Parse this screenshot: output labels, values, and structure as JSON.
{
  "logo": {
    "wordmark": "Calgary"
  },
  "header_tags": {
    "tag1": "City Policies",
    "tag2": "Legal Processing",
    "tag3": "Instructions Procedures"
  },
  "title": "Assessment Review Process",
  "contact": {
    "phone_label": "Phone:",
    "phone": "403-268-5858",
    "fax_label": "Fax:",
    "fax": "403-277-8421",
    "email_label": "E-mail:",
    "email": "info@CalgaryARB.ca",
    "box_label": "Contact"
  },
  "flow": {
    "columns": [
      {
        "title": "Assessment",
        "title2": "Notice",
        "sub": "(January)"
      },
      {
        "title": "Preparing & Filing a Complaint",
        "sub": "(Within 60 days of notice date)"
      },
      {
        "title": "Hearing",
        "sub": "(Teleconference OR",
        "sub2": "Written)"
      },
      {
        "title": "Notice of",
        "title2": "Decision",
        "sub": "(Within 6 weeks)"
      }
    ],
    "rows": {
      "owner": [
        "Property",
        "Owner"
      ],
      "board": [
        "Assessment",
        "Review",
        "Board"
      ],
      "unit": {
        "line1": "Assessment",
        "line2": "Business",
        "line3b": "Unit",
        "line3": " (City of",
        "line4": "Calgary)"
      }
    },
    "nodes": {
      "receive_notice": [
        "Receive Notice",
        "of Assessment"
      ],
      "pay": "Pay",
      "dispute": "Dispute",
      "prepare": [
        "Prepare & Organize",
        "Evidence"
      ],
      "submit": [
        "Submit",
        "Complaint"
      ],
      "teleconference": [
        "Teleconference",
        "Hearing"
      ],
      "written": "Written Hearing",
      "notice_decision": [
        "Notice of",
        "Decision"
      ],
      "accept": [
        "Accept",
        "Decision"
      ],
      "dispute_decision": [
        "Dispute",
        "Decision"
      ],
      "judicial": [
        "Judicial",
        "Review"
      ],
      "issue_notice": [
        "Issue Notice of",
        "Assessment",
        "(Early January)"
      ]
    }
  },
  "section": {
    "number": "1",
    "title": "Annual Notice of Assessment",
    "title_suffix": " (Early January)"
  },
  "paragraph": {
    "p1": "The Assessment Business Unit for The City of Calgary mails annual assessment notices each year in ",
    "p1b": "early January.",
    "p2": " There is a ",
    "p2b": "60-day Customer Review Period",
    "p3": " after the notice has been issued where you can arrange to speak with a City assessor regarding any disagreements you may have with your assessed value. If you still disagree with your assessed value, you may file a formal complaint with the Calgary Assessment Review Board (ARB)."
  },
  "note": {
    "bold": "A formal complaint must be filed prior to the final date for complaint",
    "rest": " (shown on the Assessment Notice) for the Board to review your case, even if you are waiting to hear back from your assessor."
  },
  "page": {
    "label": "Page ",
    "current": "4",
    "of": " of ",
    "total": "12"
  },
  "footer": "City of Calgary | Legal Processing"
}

= = = = =

Task prompt:
Print again each line of the listing above, exactly as it appears.

Task result:
Parse this screenshot: output labels, values, and structure as JSON.
{
  "logo": {
    "wordmark": "Calgary"
  },
  "header_tags": {
    "tag1": "City Policies",
    "tag2": "Legal Processing",
    "tag3": "Instructions Procedures"
  },
  "title": "Assessment Review Process",
  "contact": {
    "phone_label": "Phone:",
    "phone": "403-268-5858",
    "fax_label": "Fax:",
    "fax": "403-277-8421",
    "email_label": "E-mail:",
    "email": "info@CalgaryARB.ca",
    "box_label": "Contact"
  },
  "flow": {
    "columns": [
      {
        "title": "Assessment",
        "title2": "Notice",
        "sub": "(January)"
      },
      {
        "title": "Preparing & Filing a Complaint",
        "sub": "(Within 60 days of notice date)"
      },
      {
        "title": "Hearing",
        "sub": "(Teleconference OR",
        "sub2": "Written)"
      },
      {
        "title": "Notice of",
        "title2": "Decision",
        "sub": "(Within 6 weeks)"
      }
    ],
    "rows": {
      "owner": [
        "Property",
        "Owner"
      ],
      "board": [
        "Assessment",
        "Review",
        "Board"
      ],
      "unit": {
        "line1": "Assessment",
        "line2": "Business",
        "line3b": "Unit",
        "line3": " (City of",
        "line4": "Calgary)"
      }
    },
    "nodes": {
      "receive_notice": [
        "Receive Notice",
        "of Assessment"
      ],
      "pay": "Pay",
      "dispute": "Dispute",
      "prepare": [
        "Prepare & Organize",
        "Evidence"
      ],
      "submit": [
        "Submit",
        "Complaint"
      ],
      "teleconference": [
        "Teleconference",
        "Hearing"
      ],
      "written": "Written Hearing",
      "notice_decision": [
        "Notice of",
        "Decision"
      ],
      "accept": [
        "Accept",
        "Decision"
      ],
      "dispute_decision": [
        "Dispute",
        "Decision"
      ],
      "judicial": [
        "Judicial",
        "Review"
      ],
      "issue_notice": [
        "Issue Notice of",
        "Assessment",
        "(Early January)"
      ]
    }
  },
  "section": {
    "number": "1",
    "title": "Annual Notice of Assessment",
    "title_suffix": " (Early January)"
  },
  "paragraph": {
    "p1": "The Assessment Business Unit for The City of Calgary mails annual assessment notices each year in ",
    "p1b": "early January.",
    "p2": " There is a ",
    "p2b": "60-day Customer Review Period",
    "p3": " after the notice has been issued where you can arrange to speak with a City assessor regarding any disagreements you may have with your assessed value. If you still disagree with your assessed value, you may file a formal complaint with the Calgary Assessment Review Board (ARB)."
  },
  "note": {
    "bold": "A formal complaint must be filed prior to the final date for complaint",
    "rest": " (shown on the Assessment Notice) for the Board to review your case, even if you are waiting to hear back from your assessor."
  },
  "page": {
    "label": "Page ",
    "current": "4",
    "of": " of ",
    "total": "12"
  },
  "footer": "City of Calgary | Legal Processing"
}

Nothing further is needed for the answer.